Given request:
In the material, rewrite the lines from the line with "y-tick-label: 2000: [68, 202, 124, 230]" up to and including the line with "data-value-label: 2,068: [497, 894, 555, 920]", replacing each "x-category-label" with "x-axis-label" and leaving everything else unchanged.

**********

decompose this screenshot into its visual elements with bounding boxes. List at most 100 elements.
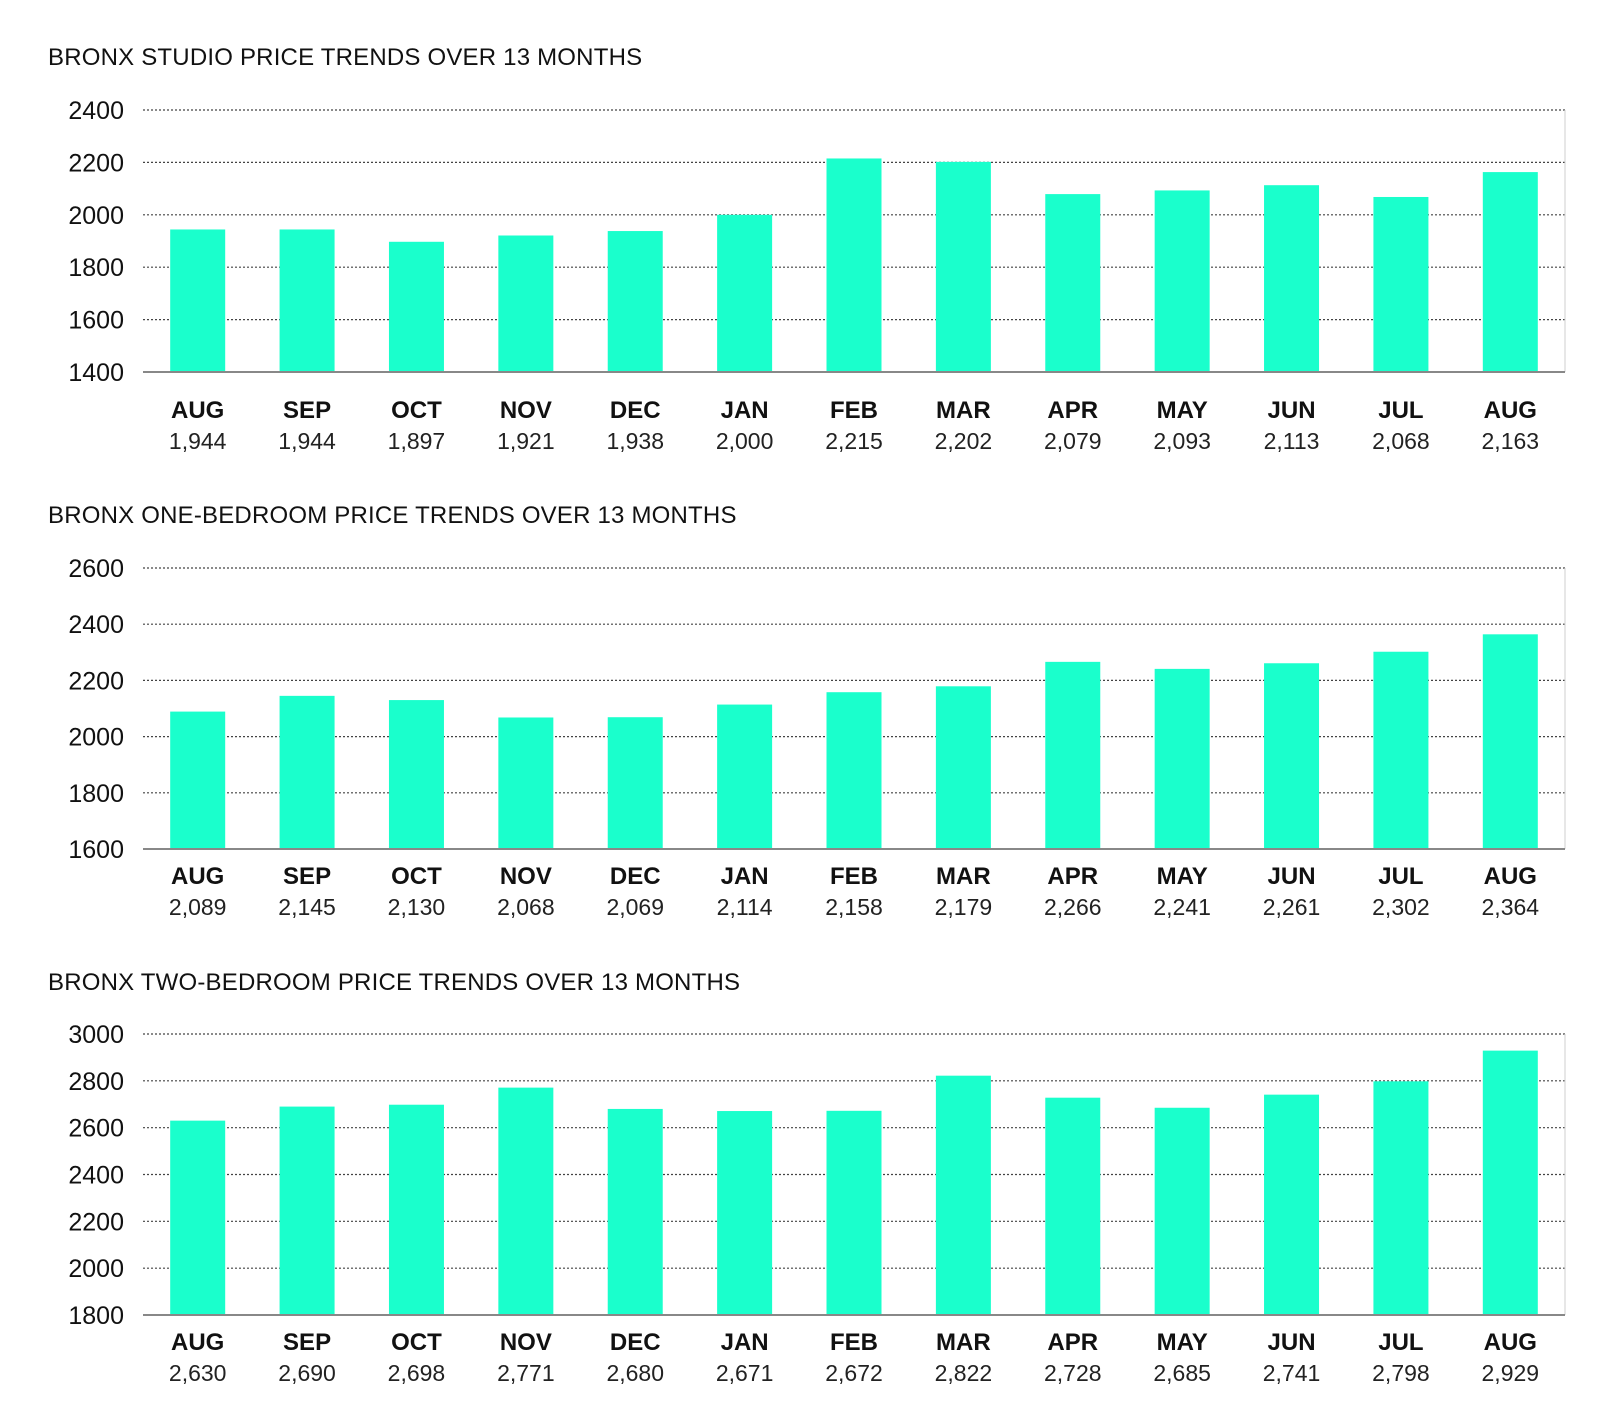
y-tick-label: 2000: [68, 202, 124, 230]
bar: [1154, 1107, 1210, 1315]
x-category-label: JUN: [1268, 863, 1316, 890]
bar: [826, 692, 882, 849]
data-value-label: 1,897: [388, 428, 446, 454]
x-category-label: AUG: [171, 863, 224, 890]
data-value-label: 2,079: [1044, 428, 1102, 454]
x-category-label: NOV: [500, 863, 552, 890]
data-value-label: 2,202: [935, 428, 993, 454]
data-value-label: 1,944: [169, 428, 227, 454]
bar: [1482, 634, 1538, 849]
x-category-label: FEB: [830, 863, 878, 890]
x-category-label: JUL: [1378, 397, 1423, 424]
y-tick-label: 3000: [68, 1021, 124, 1049]
x-category-label: SEP: [283, 1329, 331, 1356]
data-value-label: 2,215: [825, 428, 883, 454]
x-category-label: AUG: [1484, 1329, 1537, 1356]
data-value-label: 2,163: [1482, 428, 1540, 454]
bar: [170, 1120, 226, 1315]
x-category-label: MAY: [1157, 1329, 1208, 1356]
bar: [607, 231, 663, 372]
data-value-label: 2,089: [169, 894, 227, 920]
data-value-label: 2,113: [1264, 428, 1320, 454]
x-category-label: JUL: [1378, 1329, 1423, 1356]
data-value-label: 2,690: [278, 1360, 336, 1386]
x-category-label: JAN: [721, 863, 769, 890]
data-value-label: 2,672: [825, 1360, 883, 1386]
data-value-label: 2,068: [497, 894, 555, 920]
x-category-label: DEC: [610, 397, 661, 424]
bar: [607, 1108, 663, 1315]
data-value-label: 2,302: [1372, 894, 1430, 920]
chart-1: BRONX STUDIO PRICE TRENDS OVER 13 MONTHS…: [48, 44, 1566, 454]
x-category-label: MAR: [936, 397, 991, 424]
bar: [607, 717, 663, 849]
bar: [826, 1110, 882, 1315]
x-category-label: OCT: [391, 397, 442, 424]
y-tick-label: 2200: [68, 149, 124, 177]
y-tick-label: 2400: [68, 611, 124, 639]
bar: [279, 229, 335, 372]
x-category-label: NOV: [500, 1329, 552, 1356]
data-value-label: 2,266: [1044, 894, 1102, 920]
data-value-label: 2,771: [497, 1360, 555, 1386]
x-category-label: APR: [1047, 1329, 1098, 1356]
bar: [1482, 1050, 1538, 1315]
x-category-label: AUG: [1484, 863, 1537, 890]
data-value-label: 2,364: [1482, 894, 1540, 920]
chart-title: BRONX ONE-BEDROOM PRICE TRENDS OVER 13 M…: [48, 502, 737, 529]
data-value-label: 2,145: [278, 894, 336, 920]
bar: [1373, 1081, 1429, 1315]
y-tick-label: 1600: [68, 307, 124, 335]
data-value-label: 1,921: [497, 428, 555, 454]
x-category-label: DEC: [610, 863, 661, 890]
bar: [717, 214, 773, 372]
x-category-label: NOV: [500, 397, 552, 424]
chart-2: BRONX ONE-BEDROOM PRICE TRENDS OVER 13 M…: [48, 502, 1566, 920]
bar: [170, 711, 226, 849]
chart-title: BRONX TWO-BEDROOM PRICE TRENDS OVER 13 M…: [48, 969, 740, 996]
bar: [498, 235, 554, 372]
bar: [935, 161, 991, 372]
data-value-label: 1,944: [278, 428, 336, 454]
x-category-label: JUL: [1378, 863, 1423, 890]
bar: [1154, 190, 1210, 372]
x-category-label: FEB: [830, 1329, 878, 1356]
bar: [1264, 185, 1320, 372]
x-category-label: SEP: [283, 397, 331, 424]
bar: [1045, 194, 1101, 372]
x-category-label: AUG: [171, 1329, 224, 1356]
y-tick-label: 2000: [68, 724, 124, 752]
data-value-label: 2,179: [935, 894, 993, 920]
bar: [498, 1087, 554, 1315]
x-category-label: MAR: [936, 863, 991, 890]
data-value-label: 2,069: [606, 894, 664, 920]
bar: [388, 700, 444, 849]
x-category-label: MAY: [1157, 863, 1208, 890]
x-category-label: MAR: [936, 1329, 991, 1356]
data-value-label: 2,728: [1044, 1360, 1102, 1386]
y-tick-label: 1600: [68, 836, 124, 864]
bar: [717, 704, 773, 849]
bar: [935, 1075, 991, 1315]
data-value-label: 2,698: [388, 1360, 446, 1386]
data-value-label: 2,671: [716, 1360, 774, 1386]
bar: [935, 686, 991, 849]
y-tick-label: 1800: [68, 780, 124, 808]
x-category-label: DEC: [610, 1329, 661, 1356]
data-value-label: 2,093: [1153, 428, 1211, 454]
y-tick-label: 2600: [68, 555, 124, 583]
data-value-label: 1,938: [606, 428, 664, 454]
x-category-label: SEP: [283, 863, 331, 890]
data-value-label: 2,929: [1482, 1360, 1540, 1386]
data-value-label: 2,741: [1263, 1360, 1321, 1386]
data-value-label: 2,130: [388, 894, 446, 920]
y-tick-label: 1800: [68, 254, 124, 282]
bar: [1045, 661, 1101, 849]
chart-title: BRONX STUDIO PRICE TRENDS OVER 13 MONTHS: [48, 44, 642, 71]
x-category-label: APR: [1047, 863, 1098, 890]
x-category-label: MAY: [1157, 397, 1208, 424]
bar: [279, 1106, 335, 1315]
bar: [1154, 668, 1210, 849]
data-value-label: 2,114: [717, 894, 773, 920]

**********

Response to this exercise:
y-tick-label: 2000: [68, 202, 124, 230]
bar: [1154, 1107, 1210, 1315]
x-axis-label: JUN: [1268, 863, 1316, 890]
bar: [826, 692, 882, 849]
data-value-label: 1,897: [388, 428, 446, 454]
x-axis-label: AUG: [171, 863, 224, 890]
data-value-label: 2,079: [1044, 428, 1102, 454]
x-axis-label: NOV: [500, 863, 552, 890]
data-value-label: 2,202: [935, 428, 993, 454]
data-value-label: 1,944: [169, 428, 227, 454]
bar: [1482, 634, 1538, 849]
x-axis-label: FEB: [830, 863, 878, 890]
x-axis-label: JUL: [1378, 397, 1423, 424]
y-tick-label: 3000: [68, 1021, 124, 1049]
x-axis-label: SEP: [283, 1329, 331, 1356]
data-value-label: 2,215: [825, 428, 883, 454]
x-axis-label: AUG: [1484, 1329, 1537, 1356]
data-value-label: 2,163: [1482, 428, 1540, 454]
bar: [170, 1120, 226, 1315]
x-axis-label: MAY: [1157, 1329, 1208, 1356]
bar: [607, 231, 663, 372]
data-value-label: 2,089: [169, 894, 227, 920]
data-value-label: 2,113: [1264, 428, 1320, 454]
x-axis-label: JUL: [1378, 1329, 1423, 1356]
data-value-label: 2,690: [278, 1360, 336, 1386]
x-axis-label: JAN: [721, 863, 769, 890]
data-value-label: 2,672: [825, 1360, 883, 1386]
data-value-label: 2,068: [497, 894, 555, 920]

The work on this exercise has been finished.